Brief: Pull every line containing "post" out of the material below.
··········
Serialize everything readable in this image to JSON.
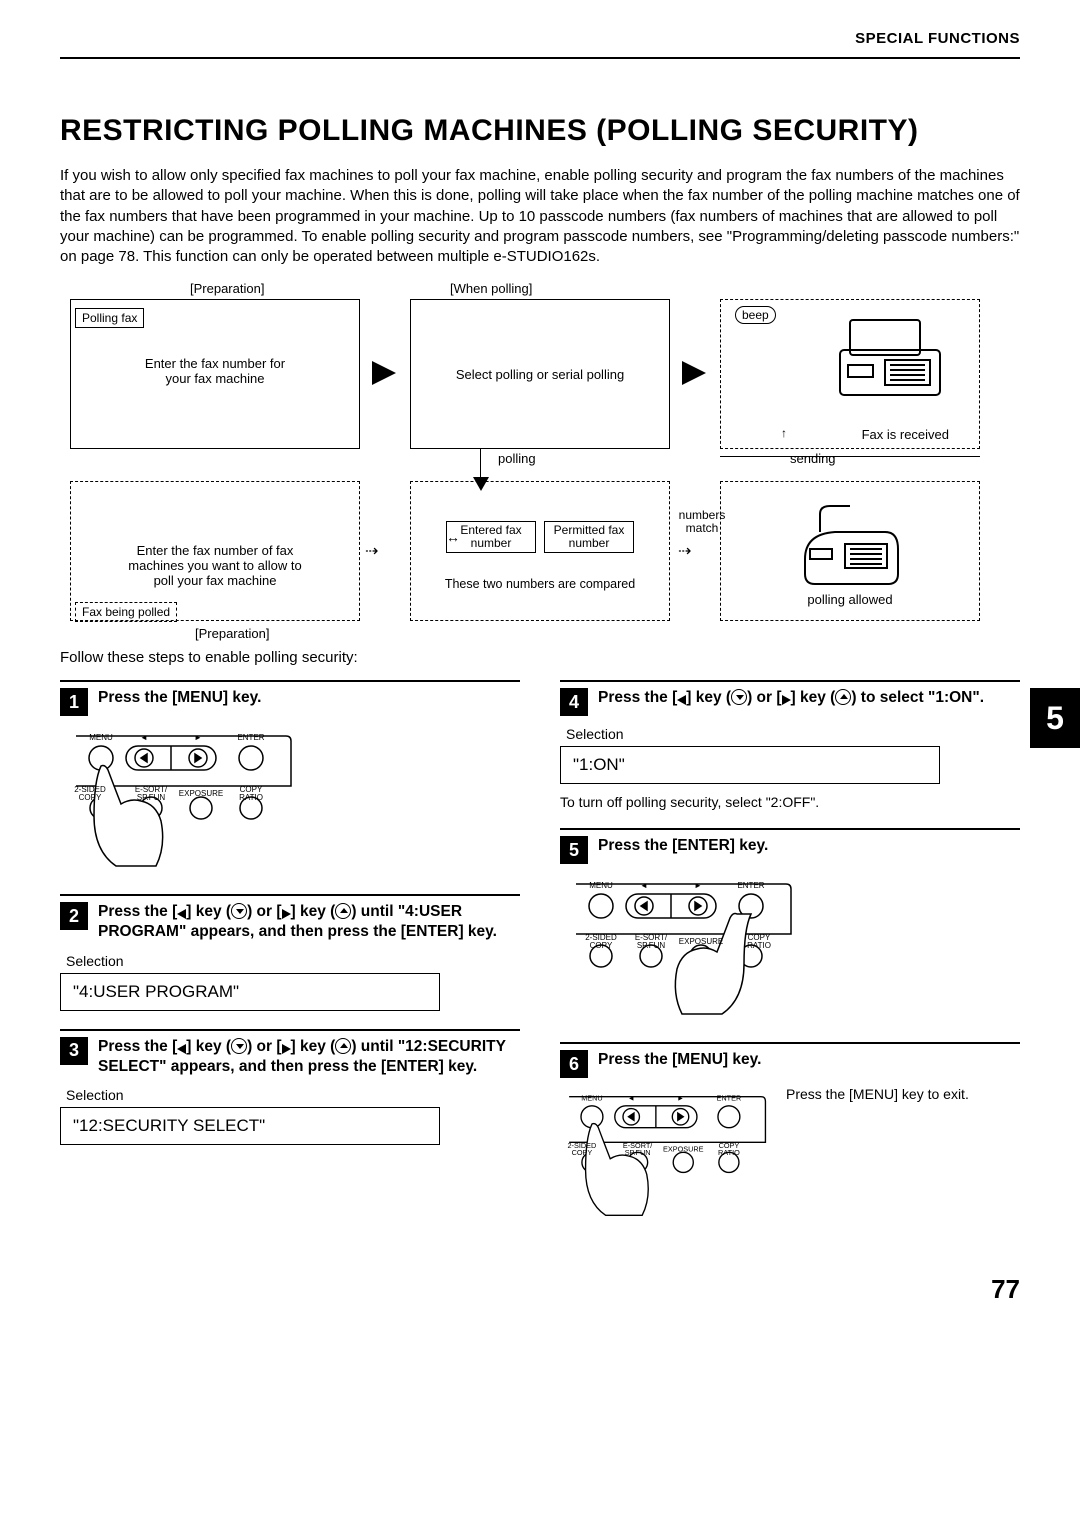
{
  "header": {
    "section": "SPECIAL FUNCTIONS"
  },
  "title": "RESTRICTING POLLING MACHINES (POLLING SECURITY)",
  "intro": "If you wish to allow only specified fax machines to poll your fax machine, enable polling security and program the fax numbers of the machines that are to be allowed to poll your machine. When this is done, polling will take place when the fax number of the polling machine matches one of the fax numbers that have been programmed in your machine. Up to 10 passcode numbers (fax numbers of machines that are allowed to poll your machine) can be programmed. To enable polling security and program passcode numbers, see \"Programming/deleting passcode numbers:\" on page 78. This function can only be operated between multiple e-STUDIO162s.",
  "flow": {
    "prep_top": "[Preparation]",
    "when_polling": "[When polling]",
    "polling_fax": "Polling fax",
    "enter_your_fax": "Enter the fax number for your fax machine",
    "select_polling": "Select polling or serial polling",
    "beep": "beep",
    "fax_received": "Fax is received",
    "polling": "polling",
    "sending": "sending",
    "enter_allow": "Enter the fax number of fax machines you want to allow to poll your fax machine",
    "entered_fax": "Entered fax number",
    "permitted_fax": "Permitted fax number",
    "numbers_match": "numbers match",
    "compared": "These two numbers are compared",
    "polling_allowed": "polling allowed",
    "fax_being_polled": "Fax being polled",
    "prep_bottom": "[Preparation]"
  },
  "follow": "Follow these steps to enable polling security:",
  "steps": {
    "s1": {
      "num": "1",
      "text": "Press the [MENU] key."
    },
    "s2": {
      "num": "2",
      "pre": "Press the [",
      "mid1": "] key (",
      "mid2": ") or [",
      "mid3": "] key (",
      "post": ") until \"4:USER PROGRAM\" appears, and then press the [ENTER] key.",
      "sel_label": "Selection",
      "sel_value": "\"4:USER PROGRAM\""
    },
    "s3": {
      "num": "3",
      "pre": "Press the [",
      "mid1": "] key (",
      "mid2": ") or [",
      "mid3": "] key (",
      "post": ") until \"12:SECURITY SELECT\" appears, and then press the [ENTER] key.",
      "sel_label": "Selection",
      "sel_value": "\"12:SECURITY SELECT\""
    },
    "s4": {
      "num": "4",
      "pre": "Press the [",
      "mid1": "] key (",
      "mid2": ") or [",
      "mid3": "] key (",
      "post": ") to select \"1:ON\".",
      "sel_label": "Selection",
      "sel_value": "\"1:ON\"",
      "note": "To turn off polling security, select \"2:OFF\"."
    },
    "s5": {
      "num": "5",
      "text": "Press the [ENTER] key."
    },
    "s6": {
      "num": "6",
      "text": "Press the [MENU] key.",
      "note": "Press the [MENU] key to exit."
    }
  },
  "panel": {
    "menu": "MENU",
    "enter": "ENTER",
    "twosided": "2-SIDED",
    "copy": "COPY",
    "esort": "E-SORT/",
    "spfun": "SP.FUN",
    "exposure": "EXPOSURE",
    "ratio": "RATIO",
    "copy2": "COPY"
  },
  "side_tab": "5",
  "page_number": "77"
}
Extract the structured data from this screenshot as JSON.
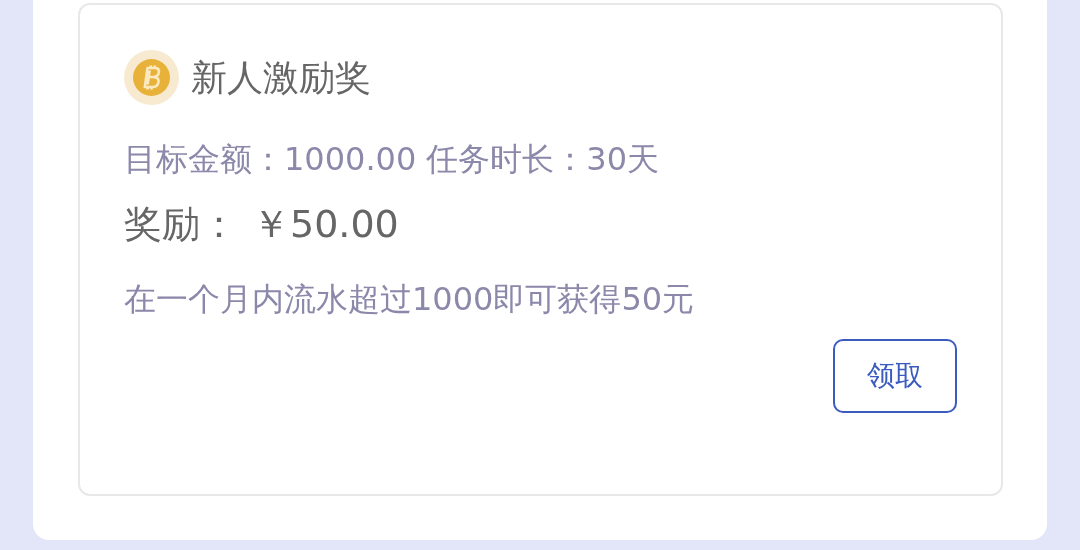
··········
Written response:
      "post": ") until \"4:USER PROGRAM\" appears, and then press the [ENTER] key.",
      "post": ") until \"12:SECURITY SELECT\" appears, and then press the [ENTER] key.",
      "post": ") to select \"1:ON\".",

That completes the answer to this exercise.